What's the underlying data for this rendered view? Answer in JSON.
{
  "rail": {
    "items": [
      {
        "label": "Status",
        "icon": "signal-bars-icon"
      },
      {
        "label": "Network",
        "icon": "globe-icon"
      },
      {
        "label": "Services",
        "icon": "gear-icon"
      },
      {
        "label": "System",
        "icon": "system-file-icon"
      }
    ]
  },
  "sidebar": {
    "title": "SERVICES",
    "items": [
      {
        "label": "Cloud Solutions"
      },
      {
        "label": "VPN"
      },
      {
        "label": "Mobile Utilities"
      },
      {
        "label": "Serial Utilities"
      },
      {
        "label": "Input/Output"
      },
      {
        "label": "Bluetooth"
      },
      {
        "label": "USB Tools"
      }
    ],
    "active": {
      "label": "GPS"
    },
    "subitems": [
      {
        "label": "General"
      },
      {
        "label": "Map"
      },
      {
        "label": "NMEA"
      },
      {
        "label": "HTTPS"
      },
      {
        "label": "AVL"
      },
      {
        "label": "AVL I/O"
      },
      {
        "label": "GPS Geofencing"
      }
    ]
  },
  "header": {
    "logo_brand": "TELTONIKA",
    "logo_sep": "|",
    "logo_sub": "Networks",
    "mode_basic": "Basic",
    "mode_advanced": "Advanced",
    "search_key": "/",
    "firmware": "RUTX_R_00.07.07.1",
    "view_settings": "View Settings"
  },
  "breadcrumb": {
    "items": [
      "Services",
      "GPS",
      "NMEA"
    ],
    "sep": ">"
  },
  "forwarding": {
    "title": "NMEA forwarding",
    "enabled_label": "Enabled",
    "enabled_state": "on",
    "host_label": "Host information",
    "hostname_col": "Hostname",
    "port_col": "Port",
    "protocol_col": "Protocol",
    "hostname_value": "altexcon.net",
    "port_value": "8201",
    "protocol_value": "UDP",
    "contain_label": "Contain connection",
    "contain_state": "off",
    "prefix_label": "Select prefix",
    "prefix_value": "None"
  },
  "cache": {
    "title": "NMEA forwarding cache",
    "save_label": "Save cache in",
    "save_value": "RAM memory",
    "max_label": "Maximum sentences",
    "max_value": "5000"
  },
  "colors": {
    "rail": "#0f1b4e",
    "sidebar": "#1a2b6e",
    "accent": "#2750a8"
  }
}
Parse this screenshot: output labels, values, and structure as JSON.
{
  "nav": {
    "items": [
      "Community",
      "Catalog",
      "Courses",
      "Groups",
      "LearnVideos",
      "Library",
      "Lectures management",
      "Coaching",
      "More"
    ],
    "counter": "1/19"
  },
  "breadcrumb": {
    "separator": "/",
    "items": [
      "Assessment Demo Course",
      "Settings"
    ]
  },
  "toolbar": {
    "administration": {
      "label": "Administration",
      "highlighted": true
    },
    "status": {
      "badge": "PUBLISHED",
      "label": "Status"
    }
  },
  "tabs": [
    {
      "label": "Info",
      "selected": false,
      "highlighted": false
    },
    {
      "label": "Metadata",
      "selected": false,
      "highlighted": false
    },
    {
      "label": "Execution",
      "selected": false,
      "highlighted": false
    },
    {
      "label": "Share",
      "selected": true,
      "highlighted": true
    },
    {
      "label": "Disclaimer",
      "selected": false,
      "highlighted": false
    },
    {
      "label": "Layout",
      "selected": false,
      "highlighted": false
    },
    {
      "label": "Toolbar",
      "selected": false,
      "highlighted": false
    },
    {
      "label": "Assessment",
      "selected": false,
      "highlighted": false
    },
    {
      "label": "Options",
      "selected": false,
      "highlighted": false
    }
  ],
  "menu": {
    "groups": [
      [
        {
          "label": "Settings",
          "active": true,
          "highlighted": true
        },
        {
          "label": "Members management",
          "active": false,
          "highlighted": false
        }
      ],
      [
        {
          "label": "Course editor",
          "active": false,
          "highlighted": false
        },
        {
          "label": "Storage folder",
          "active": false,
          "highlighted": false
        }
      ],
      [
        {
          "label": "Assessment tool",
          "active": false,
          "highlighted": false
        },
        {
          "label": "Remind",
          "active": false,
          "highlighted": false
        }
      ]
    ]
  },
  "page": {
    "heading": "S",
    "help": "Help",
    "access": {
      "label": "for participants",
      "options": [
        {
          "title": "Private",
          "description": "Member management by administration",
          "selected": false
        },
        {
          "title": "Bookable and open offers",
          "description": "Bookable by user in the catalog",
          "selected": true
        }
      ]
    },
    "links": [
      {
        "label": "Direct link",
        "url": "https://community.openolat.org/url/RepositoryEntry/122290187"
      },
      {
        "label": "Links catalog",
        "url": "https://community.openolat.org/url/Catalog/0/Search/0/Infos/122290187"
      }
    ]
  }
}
####################
REQUEST: Copy each entry exactly, with nothing added or dropped.

RESULT:
What's the underlying data for this rendered view? Answer in JSON.
{
  "rail": {
    "items": [
      {
        "label": "Status",
        "icon": "signal-bars-icon"
      },
      {
        "label": "Network",
        "icon": "globe-icon"
      },
      {
        "label": "Services",
        "icon": "gear-icon"
      },
      {
        "label": "System",
        "icon": "system-file-icon"
      }
    ]
  },
  "sidebar": {
    "title": "SERVICES",
    "items": [
      {
        "label": "Cloud Solutions"
      },
      {
        "label": "VPN"
      },
      {
        "label": "Mobile Utilities"
      },
      {
        "label": "Serial Utilities"
      },
      {
        "label": "Input/Output"
      },
      {
        "label": "Bluetooth"
      },
      {
        "label": "USB Tools"
      }
    ],
    "active": {
      "label": "GPS"
    },
    "subitems": [
      {
        "label": "General"
      },
      {
        "label": "Map"
      },
      {
        "label": "NMEA"
      },
      {
        "label": "HTTPS"
      },
      {
        "label": "AVL"
      },
      {
        "label": "AVL I/O"
      },
      {
        "label": "GPS Geofencing"
      }
    ]
  },
  "header": {
    "logo_brand": "TELTONIKA",
    "logo_sep": "|",
    "logo_sub": "Networks",
    "mode_basic": "Basic",
    "mode_advanced": "Advanced",
    "search_key": "/",
    "firmware": "RUTX_R_00.07.07.1",
    "view_settings": "View Settings"
  },
  "breadcrumb": {
    "items": [
      "Services",
      "GPS",
      "NMEA"
    ],
    "sep": ">"
  },
  "forwarding": {
    "title": "NMEA forwarding",
    "enabled_label": "Enabled",
    "enabled_state": "on",
    "host_label": "Host information",
    "hostname_col": "Hostname",
    "port_col": "Port",
    "protocol_col": "Protocol",
    "hostname_value": "altexcon.net",
    "port_value": "8201",
    "protocol_value": "UDP",
    "contain_label": "Contain connection",
    "contain_state": "off",
    "prefix_label": "Select prefix",
    "prefix_value": "None"
  },
  "cache": {
    "title": "NMEA forwarding cache",
    "save_label": "Save cache in",
    "save_value": "RAM memory",
    "max_label": "Maximum sentences",
    "max_value": "5000"
  },
  "colors": {
    "rail": "#0f1b4e",
    "sidebar": "#1a2b6e",
    "accent": "#2750a8"
  }
}
Parse this screenshot: output labels, values, and structure as JSON.
{
  "nav": {
    "items": [
      "Community",
      "Catalog",
      "Courses",
      "Groups",
      "LearnVideos",
      "Library",
      "Lectures management",
      "Coaching",
      "More"
    ],
    "counter": "1/19"
  },
  "breadcrumb": {
    "separator": "/",
    "items": [
      "Assessment Demo Course",
      "Settings"
    ]
  },
  "toolbar": {
    "administration": {
      "label": "Administration",
      "highlighted": true
    },
    "status": {
      "badge": "PUBLISHED",
      "label": "Status"
    }
  },
  "tabs": [
    {
      "label": "Info",
      "selected": false,
      "highlighted": false
    },
    {
      "label": "Metadata",
      "selected": false,
      "highlighted": false
    },
    {
      "label": "Execution",
      "selected": false,
      "highlighted": false
    },
    {
      "label": "Share",
      "selected": true,
      "highlighted": true
    },
    {
      "label": "Disclaimer",
      "selected": false,
      "highlighted": false
    },
    {
      "label": "Layout",
      "selected": false,
      "highlighted": false
    },
    {
      "label": "Toolbar",
      "selected": false,
      "highlighted": false
    },
    {
      "label": "Assessment",
      "selected": false,
      "highlighted": false
    },
    {
      "label": "Options",
      "selected": false,
      "highlighted": false
    }
  ],
  "menu": {
    "groups": [
      [
        {
          "label": "Settings",
          "active": true,
          "highlighted": true
        },
        {
          "label": "Members management",
          "active": false,
          "highlighted": false
        }
      ],
      [
        {
          "label": "Course editor",
          "active": false,
          "highlighted": false
        },
        {
          "label": "Storage folder",
          "active": false,
          "highlighted": false
        }
      ],
      [
        {
          "label": "Assessment tool",
          "active": false,
          "highlighted": false
        },
        {
          "label": "Remind",
          "active": false,
          "highlighted": false
        }
      ]
    ]
  },
  "page": {
    "heading": "S",
    "help": "Help",
    "access": {
      "label": "for participants",
      "options": [
        {
          "title": "Private",
          "description": "Member management by administration",
          "selected": false
        },
        {
          "title": "Bookable and open offers",
          "description": "Bookable by user in the catalog",
          "selected": true
        }
      ]
    },
    "links": [
      {
        "label": "Direct link",
        "url": "https://community.openolat.org/url/RepositoryEntry/122290187"
      },
      {
        "label": "Links catalog",
        "url": "https://community.openolat.org/url/Catalog/0/Search/0/Infos/122290187"
      }
    ]
  }
}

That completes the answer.